Task statement:
Check each line of the entries below for the string "kommt"; copy every line where it appears.

************

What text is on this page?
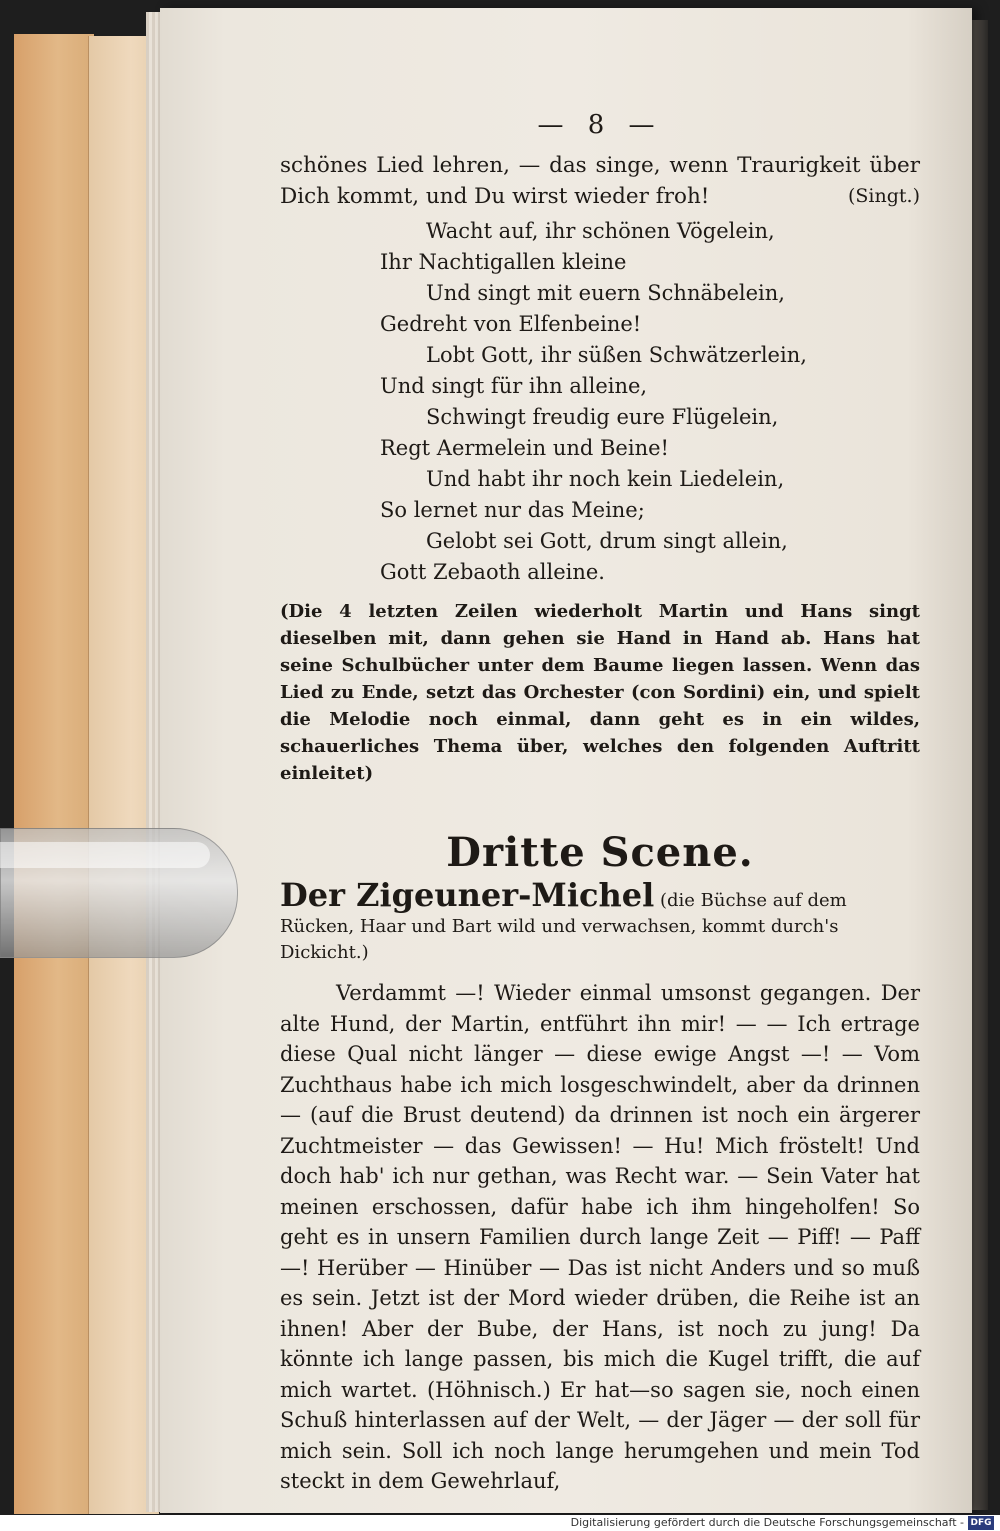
— 8 —
schönes Lied lehren, — das singe, wenn Traurigkeit über Dich kommt, und Du wirst wieder froh!	(Singt.)
Wacht auf, ihr schönen Vögelein,
Ihr Nachtigallen kleine
Und singt mit euern Schnäbelein,
Gedreht von Elfenbeine!
Lobt Gott, ihr süßen Schwätzerlein,
Und singt für ihn alleine,
Schwingt freudig eure Flügelein,
Regt Aermelein und Beine!
Und habt ihr noch kein Liedelein,
So lernet nur das Meine;
Gelobt sei Gott, drum singt allein,
Gott Zebaoth alleine.
(Die 4 letzten Zeilen wiederholt Martin und Hans singt dieselben mit, dann gehen sie Hand in Hand ab. Hans hat seine Schulbücher unter dem Baume liegen lassen. Wenn das Lied zu Ende, setzt das Orchester (con Sordini) ein, und spielt die Melodie noch einmal, dann geht es in ein wildes, schauerliches Thema über, welches den folgenden Auftritt einleitet)
Dritte Scene.
Der Zigeuner-Michel (die Büchse auf dem Rücken, Haar und Bart wild und verwachsen, kommt durch's Dickicht.)
Verdammt —! Wieder einmal umsonst gegangen. Der alte Hund, der Martin, entführt ihn mir! — — Ich ertrage diese Qual nicht länger — diese ewige Angst —! — Vom Zuchthaus habe ich mich losgeschwindelt, aber da drinnen — (auf die Brust deutend) da drinnen ist noch ein ärgerer Zuchtmeister — das Gewissen! — Hu! Mich fröstelt! Und doch hab' ich nur gethan, was Recht war. — Sein Vater hat meinen erschossen, dafür habe ich ihm hingeholfen! So geht es in unsern Familien durch lange Zeit — Piff! — Paff —! Herüber — Hinüber — Das ist nicht Anders und so muß es sein. Jetzt ist der Mord wieder drüben, die Reihe ist an ihnen! Aber der Bube, der Hans, ist noch zu jung! Da könnte ich lange passen, bis mich die Kugel trifft, die auf mich wartet. (Höhnisch.) Er hat—so sagen sie, noch einen Schuß hinterlassen auf der Welt, — der Jäger — der soll für mich sein. Soll ich noch lange herumgehen und mein Tod steckt in dem Gewehrlauf,
Digitalisierung gefördert durch die Deutsche Forschungsgemeinschaft - DFG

************

The reply:
schönes Lied lehren, — das singe, wenn Traurigkeit über Dich kommt, und Du wirst wieder froh!	(Singt.)
Der Zigeuner-Michel (die Büchse auf dem Rücken, Haar und Bart wild und verwachsen, kommt durch's Dickicht.)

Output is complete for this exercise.